**PAGE EXTRACT**.
- - -

Concerning determinants of poor glycemic control, medication adherence is important for patient glycemic control. In this study those patients who discontinued their treatment were more likely to have poor glycemic control. This finding is supported by studies conducted in Japan, Singapore, and Kenyatta National Hospital[34-36]. This might be because patients in our setting didn’t have access to health insurance and were unable to afford the treatment’s cost. Treatment discontinuation may be followed by increased glucose levels and other complications, including acute and chronic complications, which finally lead to poor control of DM. Therefore, medication adherence is critical for better control of the patients’ glycemic level.

- - -

**SUPPLIED ENTRIES**.
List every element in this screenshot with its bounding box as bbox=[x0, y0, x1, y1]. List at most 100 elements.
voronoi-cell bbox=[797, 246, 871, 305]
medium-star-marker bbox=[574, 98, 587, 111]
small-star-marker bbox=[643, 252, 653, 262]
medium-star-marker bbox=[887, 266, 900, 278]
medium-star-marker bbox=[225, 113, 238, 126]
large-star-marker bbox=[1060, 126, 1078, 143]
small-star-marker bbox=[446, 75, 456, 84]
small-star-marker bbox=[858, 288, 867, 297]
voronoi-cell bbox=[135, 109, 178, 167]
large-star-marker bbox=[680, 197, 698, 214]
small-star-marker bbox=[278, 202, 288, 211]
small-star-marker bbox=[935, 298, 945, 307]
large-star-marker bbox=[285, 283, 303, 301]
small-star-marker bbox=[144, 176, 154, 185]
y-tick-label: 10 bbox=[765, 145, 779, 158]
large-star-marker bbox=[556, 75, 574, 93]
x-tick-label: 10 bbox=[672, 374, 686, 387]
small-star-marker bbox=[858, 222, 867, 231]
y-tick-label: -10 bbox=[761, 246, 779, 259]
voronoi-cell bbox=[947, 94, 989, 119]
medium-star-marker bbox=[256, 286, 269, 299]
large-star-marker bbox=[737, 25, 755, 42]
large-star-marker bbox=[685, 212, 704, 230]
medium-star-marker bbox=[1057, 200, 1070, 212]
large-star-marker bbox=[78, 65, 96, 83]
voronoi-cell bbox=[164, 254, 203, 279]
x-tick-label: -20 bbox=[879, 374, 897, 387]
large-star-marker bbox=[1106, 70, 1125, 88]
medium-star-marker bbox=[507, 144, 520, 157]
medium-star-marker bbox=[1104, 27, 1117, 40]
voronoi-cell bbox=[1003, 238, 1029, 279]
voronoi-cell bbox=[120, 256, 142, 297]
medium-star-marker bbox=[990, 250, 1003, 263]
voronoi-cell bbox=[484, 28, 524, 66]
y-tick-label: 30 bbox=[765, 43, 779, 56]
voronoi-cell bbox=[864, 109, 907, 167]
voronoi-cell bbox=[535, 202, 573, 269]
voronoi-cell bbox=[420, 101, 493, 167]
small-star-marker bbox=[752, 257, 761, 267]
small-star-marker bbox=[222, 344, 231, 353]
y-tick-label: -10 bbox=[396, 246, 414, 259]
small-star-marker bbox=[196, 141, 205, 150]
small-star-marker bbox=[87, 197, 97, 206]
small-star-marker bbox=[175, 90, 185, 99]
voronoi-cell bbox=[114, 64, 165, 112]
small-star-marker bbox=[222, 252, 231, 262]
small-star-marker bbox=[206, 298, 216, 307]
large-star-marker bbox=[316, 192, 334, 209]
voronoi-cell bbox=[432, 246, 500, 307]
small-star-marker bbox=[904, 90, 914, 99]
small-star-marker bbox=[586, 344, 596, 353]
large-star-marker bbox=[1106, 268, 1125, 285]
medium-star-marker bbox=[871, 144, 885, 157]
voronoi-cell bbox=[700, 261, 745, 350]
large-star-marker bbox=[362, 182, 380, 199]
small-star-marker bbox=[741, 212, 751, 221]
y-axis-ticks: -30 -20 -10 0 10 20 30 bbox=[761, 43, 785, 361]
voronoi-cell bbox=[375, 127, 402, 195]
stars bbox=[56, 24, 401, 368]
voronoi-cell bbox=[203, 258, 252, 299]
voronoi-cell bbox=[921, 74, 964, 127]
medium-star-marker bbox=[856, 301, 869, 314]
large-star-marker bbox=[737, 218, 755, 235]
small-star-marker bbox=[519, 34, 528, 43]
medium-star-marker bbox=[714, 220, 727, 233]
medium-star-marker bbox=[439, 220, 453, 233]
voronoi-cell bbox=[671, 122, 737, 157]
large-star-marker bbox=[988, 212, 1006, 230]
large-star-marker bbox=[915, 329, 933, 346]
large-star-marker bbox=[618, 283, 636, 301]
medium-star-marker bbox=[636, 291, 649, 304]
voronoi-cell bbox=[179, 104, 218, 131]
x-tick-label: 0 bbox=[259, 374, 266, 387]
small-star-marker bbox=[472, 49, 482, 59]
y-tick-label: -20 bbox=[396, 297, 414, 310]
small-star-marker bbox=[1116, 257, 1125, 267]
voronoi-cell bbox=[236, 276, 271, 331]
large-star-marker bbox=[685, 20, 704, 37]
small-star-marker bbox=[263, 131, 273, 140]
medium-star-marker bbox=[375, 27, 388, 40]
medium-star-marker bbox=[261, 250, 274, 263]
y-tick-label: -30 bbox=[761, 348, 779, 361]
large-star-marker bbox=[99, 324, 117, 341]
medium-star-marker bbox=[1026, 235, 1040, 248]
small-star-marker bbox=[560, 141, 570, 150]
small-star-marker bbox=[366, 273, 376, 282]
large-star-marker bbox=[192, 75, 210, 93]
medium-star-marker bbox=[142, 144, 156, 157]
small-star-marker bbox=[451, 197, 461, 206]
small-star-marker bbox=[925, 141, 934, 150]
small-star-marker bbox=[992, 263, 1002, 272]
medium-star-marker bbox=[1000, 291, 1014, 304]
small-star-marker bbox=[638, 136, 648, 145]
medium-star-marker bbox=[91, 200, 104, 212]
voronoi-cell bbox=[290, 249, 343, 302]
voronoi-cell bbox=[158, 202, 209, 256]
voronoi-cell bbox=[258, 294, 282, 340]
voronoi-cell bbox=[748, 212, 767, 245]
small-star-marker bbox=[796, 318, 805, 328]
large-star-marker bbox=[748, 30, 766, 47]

- - -

**ACTIVITY**.
Could you resume the passage on glycemic control and medication adherence, picking up after its final sentence? The entries have nothing to do with the passage on glycemic control.

**EXPECTED OUTPUT**.
In this study age of the patient was significantly associated with poor glycemic control. As a result, if increasing the age of children by one year, the patient is more likely to develop poor glycemic control. This finding was supported by studies conducted in Amhara region, Egypt, and Bulgaria, which showed that patients with poor control had a significantly higher mean age[2,17,37]. The possible reason is due to the fact that this study includes pediatric patients which also include adolescents and they are more prone to poor diabetic control because of pubertal stress or may not be safely follow their treatment. The physiological and hormonal changes that occur during puberty like increase in adiposity and insulin resistance can be considered as another factor[19]. The other reason is that adhere to a diabetes regimen is difficult particularly for young children. This leads to frequent child hospitalizations, further medical complications and poor glycemic control[17,33].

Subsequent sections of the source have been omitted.